_課題の目的:_ ポルトガルの社会党政権についての文章のうち、「昨年一〇月のポルトガル総選挙」から「両者の間での選択を迫られた。」までをすべて、一字一句変えずに書き写してもらえますか?

_引用文:_
────────

昨年一〇月のポルトガル総選挙後、実際の結果が今のようなある種の堅固さをつくり出す可能性があるとは、とてもありそうに見えなかった。アントニオ・コスタ率いる社会党は、一方ではトロイカの年月ポルトガルを治めた右翼連合の相対的多数派から、他方で台頭する左翼から圧力をかけられ、中道右翼に向けた最終的な屈服か、それとも左翼に向けた一定の移行か、この両者の間での選択を迫られた。
右翼政権を終わりにし、共産党と緑の党の助けを得て社会党単独政権を維持するための左翼ブロックの圧力は、二八%の票をもつ社会党と二〇%近い票を代表する左翼が議会で合同し、右翼連立政権構想にノーを突き付け、右翼の大統領に彼の公表された意志に反して政権づくりをコスタに頼むよう強制したとき、完全に実を結んだ。
社会党と他の諸党各自とで結ばれた多者間協定は、新政権の計画の重要な部分を定めた。すなわち社会党は、福祉国家に関する支出をこれ以上削らず、賃金と年金の切り下げを回復させ、最低賃金を引き上げ、あらゆる私有化を停止し、労働者の集団交渉を元に戻す、こうしたことを保証した。さらに、労働の不安定化との闘い、住居追い立ての禁止、子どもに対し標準化された試験の停止、ゲイとレズビアンのカップルに対する全面的な養子縁組の権利の付与、前政権による妊娠中絶に対する制限の逆転、そしてパソス・コエロ率いた前政権による数多くの政策の逆転、これらがある。

諸々の生活改善
具体的着手開始


社会党政権は、議会で左翼に支持され一一月二六日に出発以後、左翼ブロック、共産党、緑の党との間で署名した諸協定を裏書きしてきた。公共航空会社TAPの私有化の逆転(この会社は、僅かな日数しかその座にいなかった前政権の閣議の中で私有化された)は、今テーブル上に載せられ、一方、公共交通のポルトとリスボンでの私有企業に対する利権譲渡は、全面的に逆転された。ゲイのカップルは今や養子縁組が可能であり、妊娠中絶に対する制限は取り除かれた。また多重債務家族を抵当流れや追い立てから保護する新たな立法があり、八、一〇、一二歳の子どもたちにはもはや数学とポルトガル語の試験義務がなく、前政権が実施した特別税は、ほとんどの中程度の賃金取得者の場合はその三分の二が減じられ、八〇一ユーロ未満の賃金取得者の場合はゼロにされるだろう。

────────

_データセット部:_
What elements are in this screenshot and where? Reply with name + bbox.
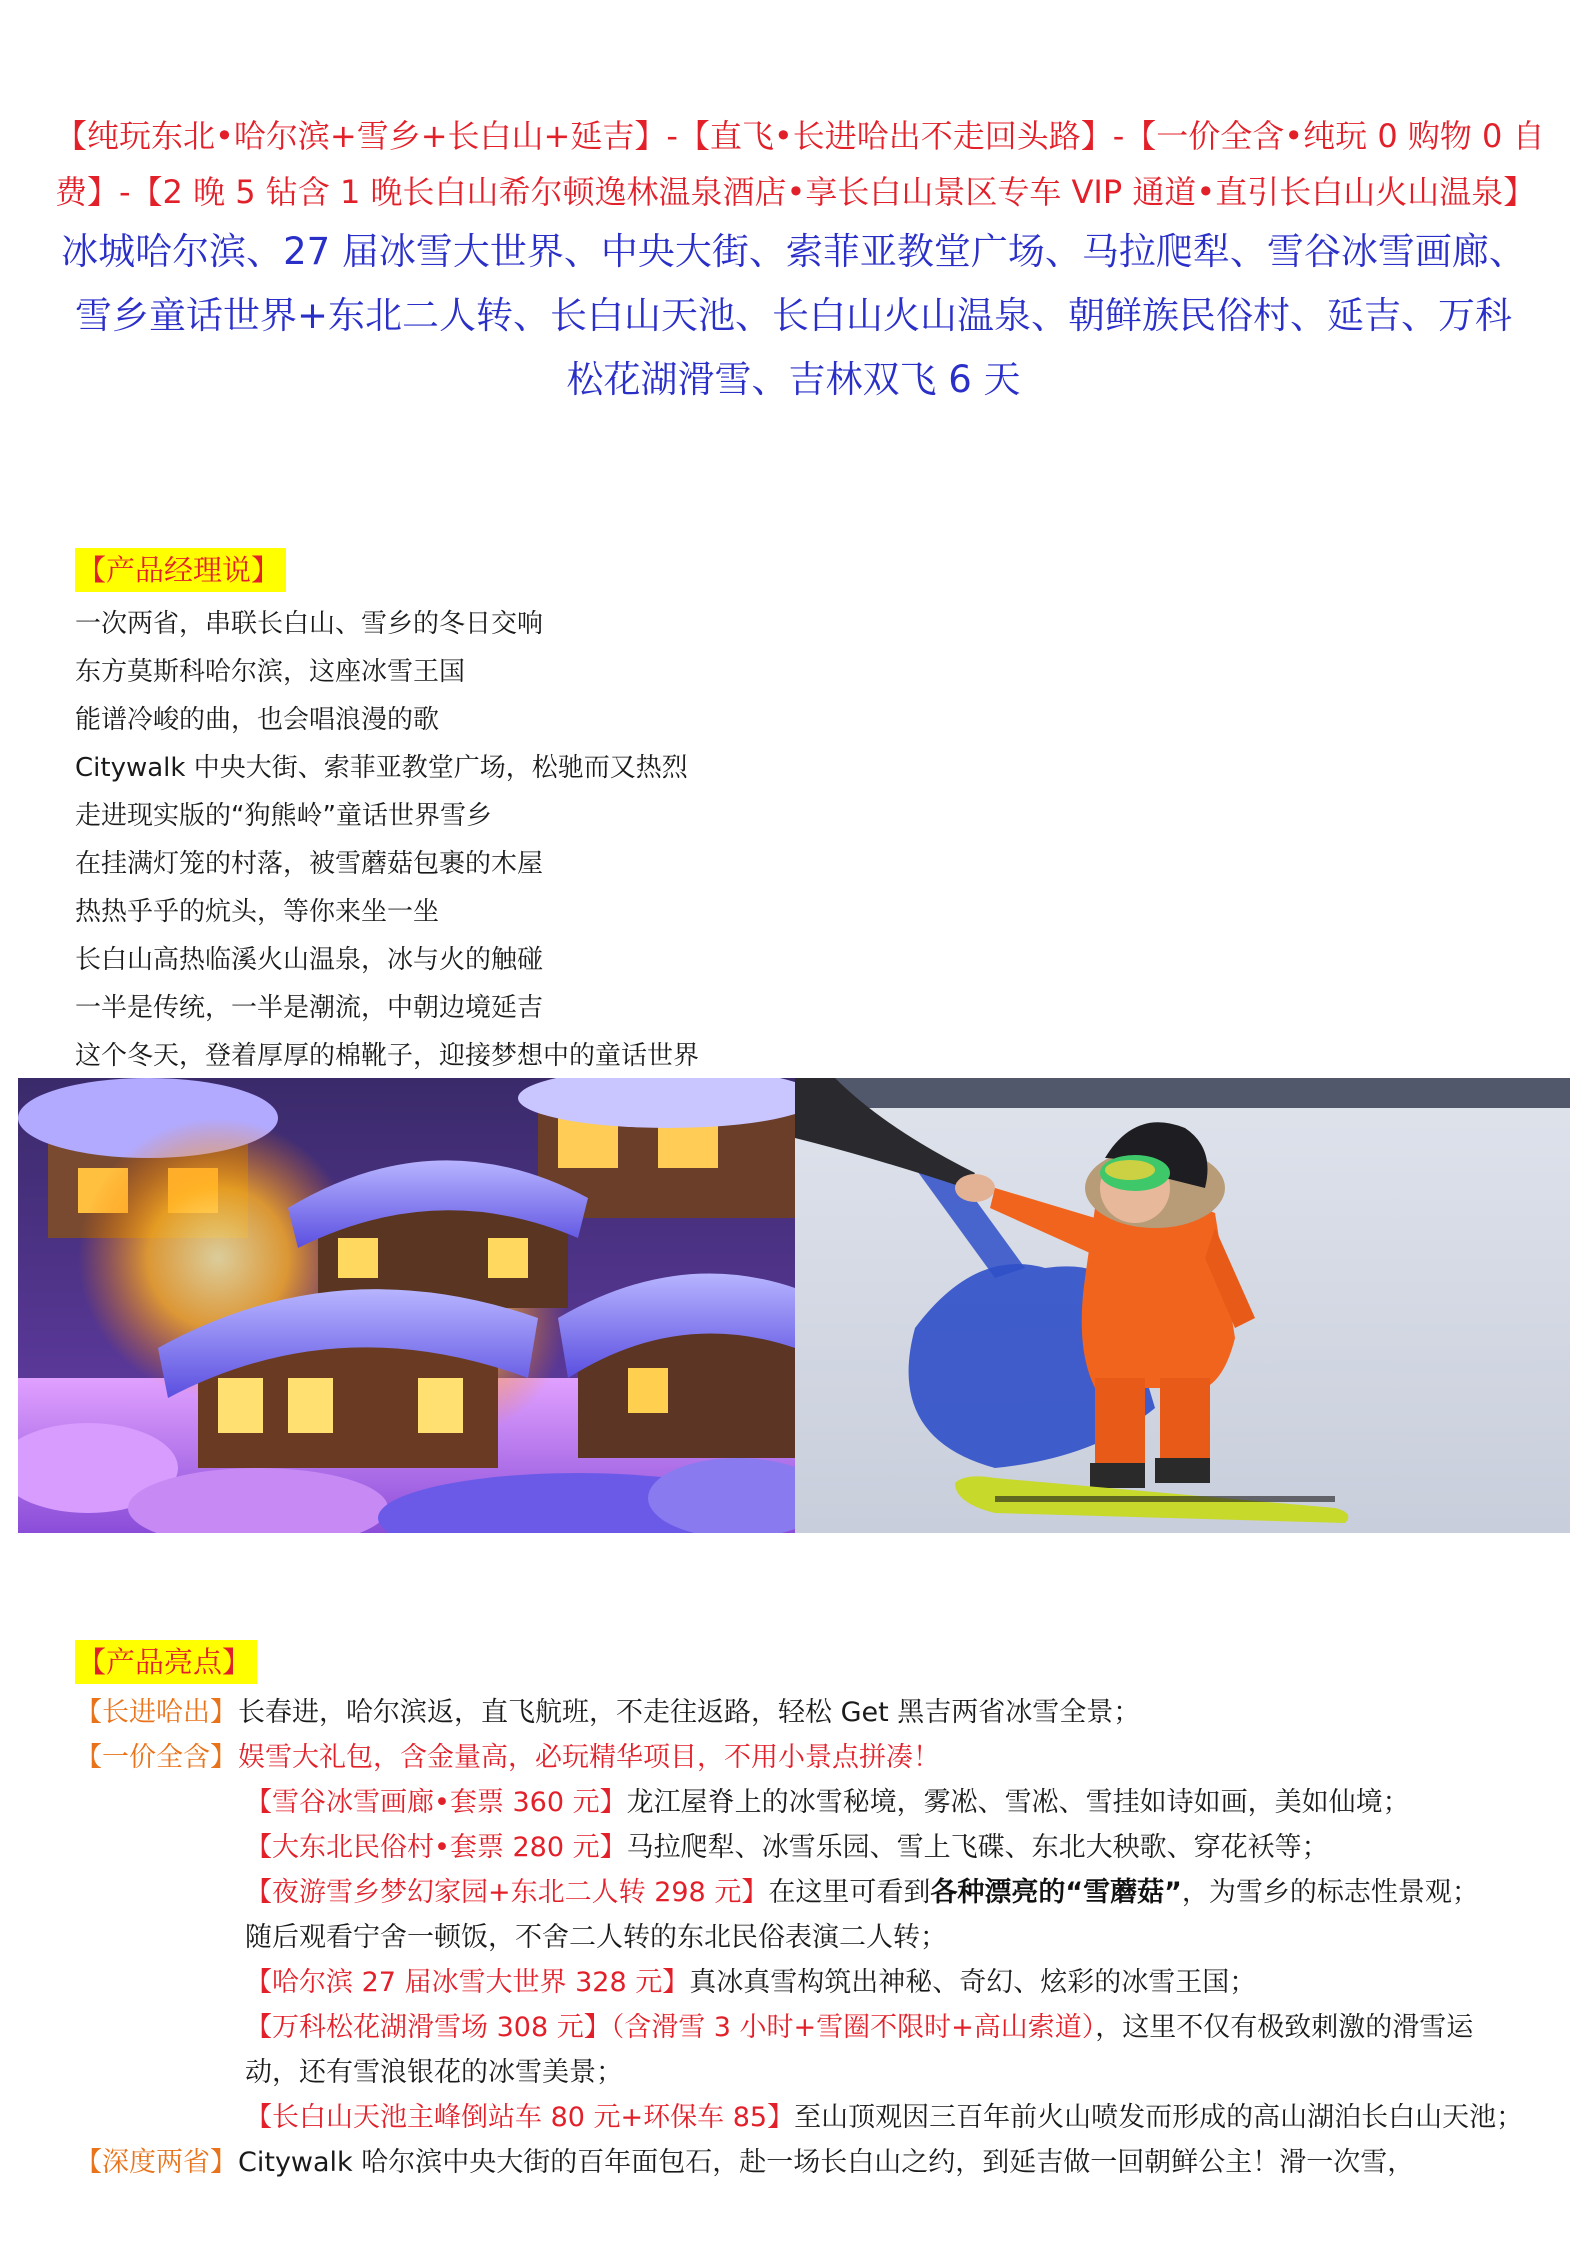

────────

_課題の結果:_
昨年一〇月のポルトガル総選挙後、実際の結果が今のようなある種の堅固さをつくり出す可能性があるとは、とてもありそうに見えなかった。アントニオ・コスタ率いる社会党は、一方ではトロイカの年月ポルトガルを治めた右翼連合の相対的多数派から、他方で台頭する左翼から圧力をかけられ、中道右翼に向けた最終的な屈服か、それとも左翼に向けた一定の移行か、この両者の間での選択を迫られた。